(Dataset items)
>>>>>

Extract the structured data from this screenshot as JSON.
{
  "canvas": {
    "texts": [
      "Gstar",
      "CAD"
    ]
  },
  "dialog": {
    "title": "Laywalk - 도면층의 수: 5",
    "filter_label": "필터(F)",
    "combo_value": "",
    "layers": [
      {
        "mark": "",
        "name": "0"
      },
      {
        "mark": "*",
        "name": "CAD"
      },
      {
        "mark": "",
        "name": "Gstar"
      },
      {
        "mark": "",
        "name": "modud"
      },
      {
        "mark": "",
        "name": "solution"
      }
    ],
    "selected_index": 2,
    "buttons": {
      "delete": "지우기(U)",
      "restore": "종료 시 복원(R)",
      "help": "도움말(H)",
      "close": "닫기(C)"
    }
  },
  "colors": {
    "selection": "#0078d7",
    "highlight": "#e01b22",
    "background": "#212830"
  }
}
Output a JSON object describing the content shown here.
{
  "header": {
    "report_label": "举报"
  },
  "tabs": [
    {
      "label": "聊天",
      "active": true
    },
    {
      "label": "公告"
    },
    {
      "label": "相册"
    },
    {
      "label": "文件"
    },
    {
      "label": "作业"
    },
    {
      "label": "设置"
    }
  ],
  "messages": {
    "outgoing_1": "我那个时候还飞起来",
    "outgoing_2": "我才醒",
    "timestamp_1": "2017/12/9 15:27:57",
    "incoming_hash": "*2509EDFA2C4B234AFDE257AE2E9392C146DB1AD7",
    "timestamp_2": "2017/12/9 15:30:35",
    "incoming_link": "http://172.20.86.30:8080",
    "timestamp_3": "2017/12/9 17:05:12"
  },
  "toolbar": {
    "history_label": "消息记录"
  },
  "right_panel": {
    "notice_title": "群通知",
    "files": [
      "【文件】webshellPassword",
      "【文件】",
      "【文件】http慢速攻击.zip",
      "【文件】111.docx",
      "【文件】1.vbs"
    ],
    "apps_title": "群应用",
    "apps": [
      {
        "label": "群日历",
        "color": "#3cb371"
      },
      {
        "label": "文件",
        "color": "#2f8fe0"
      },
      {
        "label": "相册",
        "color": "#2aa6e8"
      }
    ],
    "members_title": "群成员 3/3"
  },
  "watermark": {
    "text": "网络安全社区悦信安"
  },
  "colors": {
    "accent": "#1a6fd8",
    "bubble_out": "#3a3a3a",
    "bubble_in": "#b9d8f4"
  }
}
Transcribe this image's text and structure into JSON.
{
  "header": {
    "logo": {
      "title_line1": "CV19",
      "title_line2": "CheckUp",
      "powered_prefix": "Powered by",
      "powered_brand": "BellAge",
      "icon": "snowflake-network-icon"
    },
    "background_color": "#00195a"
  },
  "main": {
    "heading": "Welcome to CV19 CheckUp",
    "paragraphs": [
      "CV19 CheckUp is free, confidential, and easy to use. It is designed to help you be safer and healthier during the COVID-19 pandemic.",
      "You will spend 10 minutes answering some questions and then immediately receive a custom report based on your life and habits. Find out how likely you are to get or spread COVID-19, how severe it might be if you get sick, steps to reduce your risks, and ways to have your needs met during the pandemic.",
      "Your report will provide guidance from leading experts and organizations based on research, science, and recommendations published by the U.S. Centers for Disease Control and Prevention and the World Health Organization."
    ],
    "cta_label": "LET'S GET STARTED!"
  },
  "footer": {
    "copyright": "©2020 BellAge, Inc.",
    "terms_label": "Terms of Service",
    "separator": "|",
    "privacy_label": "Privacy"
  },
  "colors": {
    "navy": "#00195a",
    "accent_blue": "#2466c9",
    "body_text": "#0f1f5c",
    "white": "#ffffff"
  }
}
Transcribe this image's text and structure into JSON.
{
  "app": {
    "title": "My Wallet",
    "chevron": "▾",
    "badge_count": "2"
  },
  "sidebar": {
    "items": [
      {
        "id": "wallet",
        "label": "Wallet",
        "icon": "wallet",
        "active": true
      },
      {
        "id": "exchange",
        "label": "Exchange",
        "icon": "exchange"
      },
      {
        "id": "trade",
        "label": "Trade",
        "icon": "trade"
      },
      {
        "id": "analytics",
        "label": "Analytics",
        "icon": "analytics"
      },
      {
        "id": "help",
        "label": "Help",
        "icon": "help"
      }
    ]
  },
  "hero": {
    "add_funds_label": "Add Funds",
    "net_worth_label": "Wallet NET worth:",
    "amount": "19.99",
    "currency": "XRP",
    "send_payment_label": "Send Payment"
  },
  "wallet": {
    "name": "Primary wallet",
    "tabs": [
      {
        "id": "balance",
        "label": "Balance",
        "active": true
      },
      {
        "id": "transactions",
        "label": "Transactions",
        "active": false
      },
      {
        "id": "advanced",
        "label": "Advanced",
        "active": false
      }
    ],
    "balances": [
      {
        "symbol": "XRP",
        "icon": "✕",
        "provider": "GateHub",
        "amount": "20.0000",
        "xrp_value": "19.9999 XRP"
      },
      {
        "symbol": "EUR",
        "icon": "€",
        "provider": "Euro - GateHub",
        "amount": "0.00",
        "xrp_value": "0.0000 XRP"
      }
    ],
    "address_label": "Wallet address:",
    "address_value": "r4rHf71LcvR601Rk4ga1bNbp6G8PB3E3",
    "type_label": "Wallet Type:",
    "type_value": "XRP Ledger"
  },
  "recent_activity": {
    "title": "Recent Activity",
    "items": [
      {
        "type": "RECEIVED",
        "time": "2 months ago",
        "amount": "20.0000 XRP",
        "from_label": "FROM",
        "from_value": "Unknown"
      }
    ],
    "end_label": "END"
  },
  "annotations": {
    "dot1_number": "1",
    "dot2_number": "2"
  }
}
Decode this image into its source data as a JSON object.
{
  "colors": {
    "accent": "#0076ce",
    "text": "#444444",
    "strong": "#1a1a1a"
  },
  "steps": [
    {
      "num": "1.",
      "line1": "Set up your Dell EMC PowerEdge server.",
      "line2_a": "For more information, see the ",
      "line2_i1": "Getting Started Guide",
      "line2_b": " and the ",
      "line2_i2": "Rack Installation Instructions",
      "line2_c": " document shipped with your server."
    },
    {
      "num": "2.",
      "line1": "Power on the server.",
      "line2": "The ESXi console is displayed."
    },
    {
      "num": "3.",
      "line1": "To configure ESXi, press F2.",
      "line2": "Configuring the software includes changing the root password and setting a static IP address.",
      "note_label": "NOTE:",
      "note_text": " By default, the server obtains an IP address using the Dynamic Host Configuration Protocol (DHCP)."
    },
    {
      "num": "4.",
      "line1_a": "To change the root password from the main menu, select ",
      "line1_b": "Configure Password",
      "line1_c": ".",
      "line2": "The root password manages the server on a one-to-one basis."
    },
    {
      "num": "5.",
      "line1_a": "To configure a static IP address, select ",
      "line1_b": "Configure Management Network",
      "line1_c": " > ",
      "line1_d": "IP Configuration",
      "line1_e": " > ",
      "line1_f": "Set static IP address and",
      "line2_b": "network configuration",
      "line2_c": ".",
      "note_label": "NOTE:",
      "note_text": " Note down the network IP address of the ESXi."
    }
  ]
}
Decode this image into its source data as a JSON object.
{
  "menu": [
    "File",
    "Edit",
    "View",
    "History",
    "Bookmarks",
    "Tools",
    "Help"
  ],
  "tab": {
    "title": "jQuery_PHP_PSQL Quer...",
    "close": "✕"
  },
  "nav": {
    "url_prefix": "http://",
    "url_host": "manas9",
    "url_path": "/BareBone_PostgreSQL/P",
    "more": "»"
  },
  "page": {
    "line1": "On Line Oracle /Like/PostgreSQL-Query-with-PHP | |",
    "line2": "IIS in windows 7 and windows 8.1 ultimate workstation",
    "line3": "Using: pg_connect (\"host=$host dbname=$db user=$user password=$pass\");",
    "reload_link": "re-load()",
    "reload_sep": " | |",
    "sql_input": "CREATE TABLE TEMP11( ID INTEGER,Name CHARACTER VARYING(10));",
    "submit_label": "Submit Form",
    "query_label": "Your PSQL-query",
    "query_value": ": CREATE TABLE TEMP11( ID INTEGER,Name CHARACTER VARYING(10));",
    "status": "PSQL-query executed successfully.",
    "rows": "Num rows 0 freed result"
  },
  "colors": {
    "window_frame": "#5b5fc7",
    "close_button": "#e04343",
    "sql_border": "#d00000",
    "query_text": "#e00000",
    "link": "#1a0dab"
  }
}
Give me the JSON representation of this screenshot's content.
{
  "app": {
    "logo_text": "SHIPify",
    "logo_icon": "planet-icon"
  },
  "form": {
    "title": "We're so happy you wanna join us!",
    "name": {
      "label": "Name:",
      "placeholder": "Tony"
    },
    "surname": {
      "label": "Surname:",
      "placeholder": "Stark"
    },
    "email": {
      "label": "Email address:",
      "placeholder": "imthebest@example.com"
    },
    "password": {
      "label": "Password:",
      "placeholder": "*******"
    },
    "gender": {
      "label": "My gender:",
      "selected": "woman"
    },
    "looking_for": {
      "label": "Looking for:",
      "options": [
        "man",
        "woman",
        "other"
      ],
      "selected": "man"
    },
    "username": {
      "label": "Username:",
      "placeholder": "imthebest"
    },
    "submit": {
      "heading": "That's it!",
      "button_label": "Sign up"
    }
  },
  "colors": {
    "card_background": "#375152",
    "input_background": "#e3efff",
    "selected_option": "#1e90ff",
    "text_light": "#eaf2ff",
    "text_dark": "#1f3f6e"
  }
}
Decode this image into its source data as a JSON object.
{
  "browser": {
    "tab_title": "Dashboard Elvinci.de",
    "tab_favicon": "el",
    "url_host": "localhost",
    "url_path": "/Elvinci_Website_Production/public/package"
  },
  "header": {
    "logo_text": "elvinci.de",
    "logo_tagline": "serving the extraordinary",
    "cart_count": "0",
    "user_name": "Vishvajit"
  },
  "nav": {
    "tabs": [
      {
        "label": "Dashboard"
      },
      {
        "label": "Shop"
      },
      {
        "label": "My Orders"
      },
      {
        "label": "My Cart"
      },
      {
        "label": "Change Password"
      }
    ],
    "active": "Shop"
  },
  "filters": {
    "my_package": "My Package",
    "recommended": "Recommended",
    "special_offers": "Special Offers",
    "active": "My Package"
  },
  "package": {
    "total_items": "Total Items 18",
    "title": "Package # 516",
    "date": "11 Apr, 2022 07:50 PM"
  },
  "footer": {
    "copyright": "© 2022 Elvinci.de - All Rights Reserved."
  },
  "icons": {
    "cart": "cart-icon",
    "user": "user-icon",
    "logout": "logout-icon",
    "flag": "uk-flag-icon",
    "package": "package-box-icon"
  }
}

<<<<<

→ What is asked
Answer with one number: how many lines of the entries above include the word "main".

→ Finished exercise
2